GIVEN EXERCISE 1:
In the records, rename "checkbox-label" to "option-label" from the line with "checkbox[interactable] bbox=[212, 229, 228, 245]" up to and including the line with "help-icon[interactable] bbox=[332, 426, 348, 440]", and return only those lines with nothing else altered.

PROVIDED TEXT:
Begin

On Mon 2020-11-02 14:23:14, Steven Rostedt wrote:
> From c532ff6b048dd4a12943b05c7b8ce30666c587c8 Mon Sep 17 00:00:00 2001
> From: "Steven Rostedt (VMware)" <rostedt@goodmis.org>
> Date: Thu, 29 Oct 2020 15:27:06 -0400
> Subject: [PATCH] ftrace: Add recording of functions that caused recursion
> 
> This adds CONFIG_FTRACE_RECORD_RECURSION that will record to a file
> "recursed_functions" all the functions that caused recursion while a
> callback to the function tracer was running.
> 
> diff --git a/include/linux/trace_recursion.h b/include/linux/trace_recursion.h
> index ac3d73484cb2..1cba5fe8777a 100644
> --- a/include/linux/trace_recursion.h
> +++ b/include/linux/trace_recursion.h
> @@ -142,7 +142,28 @@ static __always_inline int trace_get_context_bit(void)
>  			pc & HARDIRQ_MASK ? TRACE_CTX_IRQ : TRACE_CTX_SOFTIRQ;
>  }
>  
> -static __always_inline int trace_test_and_set_recursion(int start, int max)

End

EXERCISE MATERIAL:

Begin

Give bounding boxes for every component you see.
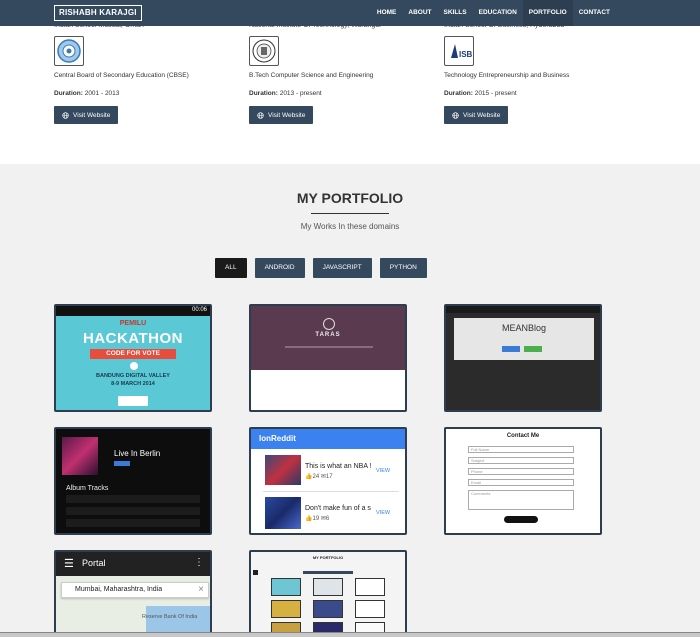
menu-icon: ☰ — [64, 558, 74, 570]
portfolio-item-music[interactable]: Live In Berlin Album Tracks — [54, 427, 212, 535]
degree-name: B.Tech Computer Science and Engineering — [249, 72, 374, 79]
filter-android-button[interactable]: ANDROID — [254, 258, 305, 278]
ionreddit-list: This is what an NBA ! 👍24 ✉17 VIEW Don't… — [251, 449, 405, 533]
portfolio-item-contact[interactable]: Contact Me Full Name Subject Phone Email… — [444, 427, 602, 535]
visit-website-button[interactable]: Visit Website — [249, 106, 314, 124]
portfolio-item-meanblog[interactable]: MEANBlog — [444, 304, 602, 412]
education-card-school: Indian School Muscat, Oman Central Board… — [54, 22, 234, 124]
degree-name: Technology Entrepreneurship and Business — [444, 72, 570, 79]
portfolio-item-portfolio-site[interactable]: MY PORTFOLIO — [249, 550, 407, 637]
education-card-isb: Indian School Of Business, Hyderabad ISB… — [444, 22, 624, 124]
contact-form-screen: Contact Me Full Name Subject Phone Email… — [446, 429, 600, 533]
degree-name: Central Board of Secondary Education (CB… — [54, 72, 189, 79]
brand-logo[interactable]: RISHABH KARAJGI — [54, 5, 142, 21]
portfolio-subtitle: My Works In these domains — [300, 222, 400, 231]
portfolio-item-hackathon[interactable]: 00:06 PEMILU HACKATHON CODE FOR VOTE BAN… — [54, 304, 212, 412]
nav-skills[interactable]: SKILLS — [438, 0, 473, 26]
hackathon-banner: PEMILU HACKATHON CODE FOR VOTE BANDUNG D… — [56, 316, 210, 410]
nav-about[interactable]: ABOUT — [402, 0, 437, 26]
visit-website-button[interactable]: Visit Website — [444, 106, 509, 124]
portfolio-item-taras[interactable]: TARAS — [249, 304, 407, 412]
nav-education[interactable]: EDUCATION — [473, 0, 523, 26]
portfolio-filters: ALL ANDROID JAVASCRIPT PYTHON — [215, 258, 427, 278]
visit-website-button[interactable]: Visit Website — [54, 106, 119, 124]
nav-home[interactable]: HOME — [371, 0, 403, 26]
taras-banner: TARAS — [251, 306, 405, 370]
filter-javascript-button[interactable]: JAVASCRIPT — [312, 258, 372, 278]
portfolio-title: MY PORTFOLIO — [296, 190, 404, 206]
navbar: RISHABH KARAJGI HOME ABOUT SKILLS EDUCAT… — [0, 0, 700, 26]
map-search-input[interactable]: Mumbai, Maharashtra, India × — [61, 582, 209, 598]
portal-appbar: ☰ Portal ⋮ — [56, 552, 210, 576]
ionreddit-header: IonReddit — [251, 429, 405, 449]
close-icon[interactable]: × — [198, 584, 204, 595]
window-bottom-edge — [0, 632, 700, 637]
svg-text:ISB: ISB — [459, 50, 472, 59]
phone-status-bar: 00:06 — [56, 306, 210, 316]
portfolio-site-screen: MY PORTFOLIO — [251, 552, 405, 637]
portal-map: Mumbai, Maharashtra, India × Reserve Ban… — [56, 576, 210, 637]
portfolio-item-ionreddit[interactable]: IonReddit This is what an NBA ! 👍24 ✉17 … — [249, 427, 407, 535]
filter-python-button[interactable]: PYTHON — [379, 258, 427, 278]
nav-portfolio[interactable]: PORTFOLIO — [522, 0, 573, 26]
duration: Duration: 2015 - present — [444, 90, 517, 97]
filter-all-button[interactable]: ALL — [215, 258, 247, 278]
music-screen: Live In Berlin Album Tracks — [56, 429, 210, 533]
portfolio-item-portal[interactable]: ☰ Portal ⋮ Mumbai, Maharashtra, India × … — [54, 550, 212, 637]
globe-icon — [452, 111, 459, 119]
duration: Duration: 2013 - present — [249, 90, 322, 97]
meanblog-screen: MEANBlog — [446, 306, 600, 410]
cbse-logo-icon — [54, 36, 84, 66]
more-icon: ⋮ — [194, 557, 204, 568]
nit-logo-icon — [249, 36, 279, 66]
nav-menu: HOME ABOUT SKILLS EDUCATION PORTFOLIO CO… — [371, 0, 616, 26]
nav-contact[interactable]: CONTACT — [573, 0, 616, 26]
title-divider — [311, 213, 389, 214]
education-card-nit: National Institute Of Technology, Warang… — [249, 22, 429, 124]
education-section: Indian School Muscat, Oman Central Board… — [0, 22, 700, 164]
isb-logo-icon: ISB — [444, 36, 474, 66]
globe-icon — [62, 111, 69, 119]
globe-icon — [257, 111, 264, 119]
duration: Duration: 2001 - 2013 — [54, 90, 120, 97]
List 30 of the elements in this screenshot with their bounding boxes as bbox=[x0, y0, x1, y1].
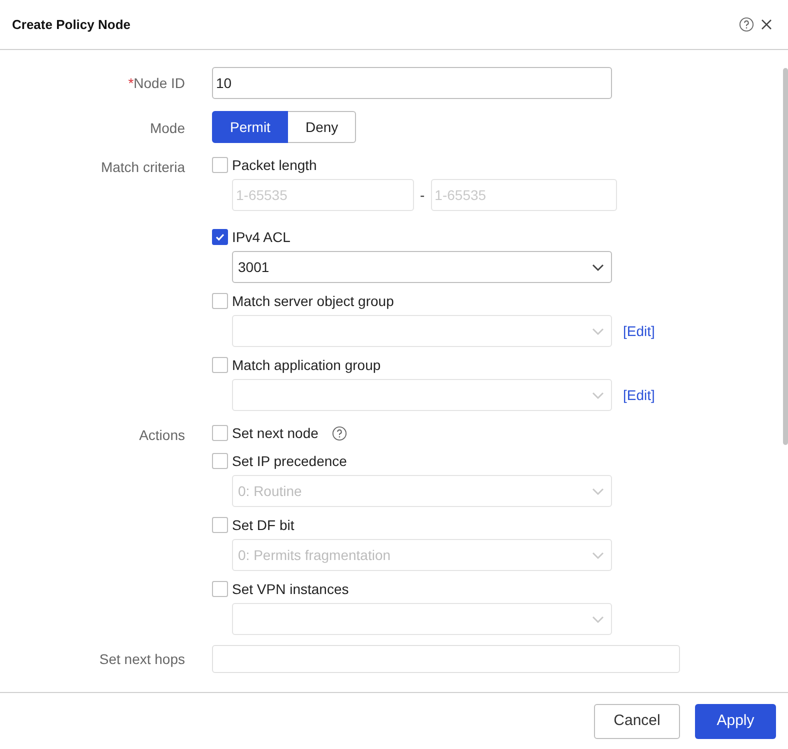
checkbox[interactable] bbox=[212, 229, 228, 245]
help-icon[interactable] bbox=[739, 17, 754, 32]
checkbox-label: Set IP precedence bbox=[232, 452, 347, 471]
apply-button[interactable]: Apply bbox=[695, 704, 776, 738]
field-label: Mode bbox=[150, 120, 185, 136]
checkbox-label: Set VPN instances bbox=[232, 580, 349, 598]
help-icon[interactable] bbox=[332, 426, 348, 440]
checkbox-label: Match server object group bbox=[232, 292, 394, 311]
cancel-button[interactable]: Cancel bbox=[594, 704, 680, 738]
node-id-field[interactable]: 10 bbox=[212, 67, 612, 99]
checkbox-label: IPv4 ACL bbox=[232, 228, 290, 246]
checkbox[interactable] bbox=[212, 157, 228, 173]
field-label: Match criteria bbox=[100, 159, 185, 175]
dialog-title: Create Policy Node bbox=[12, 16, 130, 34]
checkbox-label: Packet length bbox=[232, 156, 317, 175]
field-label: *Node ID bbox=[128, 75, 185, 91]
select-field[interactable]: 3001 bbox=[232, 251, 612, 283]
checkmark-icon bbox=[214, 231, 226, 243]
close-icon[interactable] bbox=[761, 19, 772, 30]
next-hops-field[interactable] bbox=[212, 645, 680, 673]
mode-toggle[interactable]: Deny bbox=[288, 111, 356, 143]
field-label: Set next hops bbox=[99, 650, 185, 666]
scrollbar-thumb[interactable] bbox=[783, 68, 788, 445]
checkbox[interactable] bbox=[212, 425, 228, 441]
checkbox-label: Set next node bbox=[232, 424, 318, 442]
checkbox-label: Set DF bit bbox=[232, 516, 294, 534]
field-label: Actions bbox=[139, 427, 185, 443]
range-separator: - bbox=[420, 186, 425, 204]
checkbox-label: Match application group bbox=[232, 356, 381, 375]
mode-toggle[interactable]: Permit bbox=[212, 111, 288, 143]
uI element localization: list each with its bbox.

End

GIVEN EXERCISE 2:
Extend the ftrace recursion patch email past the final line shown.

FINAL RESULT 1:
checkbox[interactable] bbox=[212, 229, 228, 245]
help-icon[interactable] bbox=[739, 17, 754, 32]
option-label: Set IP precedence bbox=[232, 452, 347, 471]
apply-button[interactable]: Apply bbox=[695, 704, 776, 738]
field-label: Mode bbox=[150, 120, 185, 136]
option-label: Set VPN instances bbox=[232, 580, 349, 598]
help-icon[interactable] bbox=[332, 426, 348, 440]

FINAL RESULT 2:
> +#ifdef CONFIG_FTRACE_RECORD_RECURSION
> +extern void ftrace_record_recursion(unsigned long ip, unsigned long parent_ip);
> +/*
> +* The paranoid_test check can cause dropped reports (unlikely), but
> +* if the recursion is common, it will likely still be recorded later.
> +* But the paranoid_test is needed to make sure we don't crash.
> +*/
> +# define do_ftrace_record_recursion(ip, pip)				\
> +	do {								\
> +		static atomic_t paranoid_test;				\
> +		if (!atomic_read(&paranoid_test)) {			\
> +			atomic_inc(&paranoid_test);			\
> +			ftrace_record_recursion(ip, pip);		\
> +			atomic_dec(&paranoid_test);			\

BTW: What is actually the purpose of paranoid_test, please?

It prevents nested ftrace_record_recursion() calls on the same CPU
(recursion, nesting from IRQ, NMI context).

Parallel calls from different CPUs are still possible:

CPU0					CPU1
if (!atomic_read(&paranoid_test))	if (!atomic_read(&paranoid_test))
   // passes				  // passes
   atomic_inc(&paranoid_test);            atomic_inc(&paranoid_test);


I do not see how a nested call could cause crash while a parallel
one would be OK.


> --- /dev/null
> +++ b/kernel/trace/trace_recursion_record.c
> @@ -0,0 +1,236 @@
> +// SPDX-License-Identifier: GPL-2.0
> +
> +#include <linux/seq_file.h>
> +#include <linux/kallsyms.h>
> +#include <linux/module.h>
> +#include <linux/ftrace.h>
> +#include <linux/fs.h>
> +
> +#include "trace_output.h"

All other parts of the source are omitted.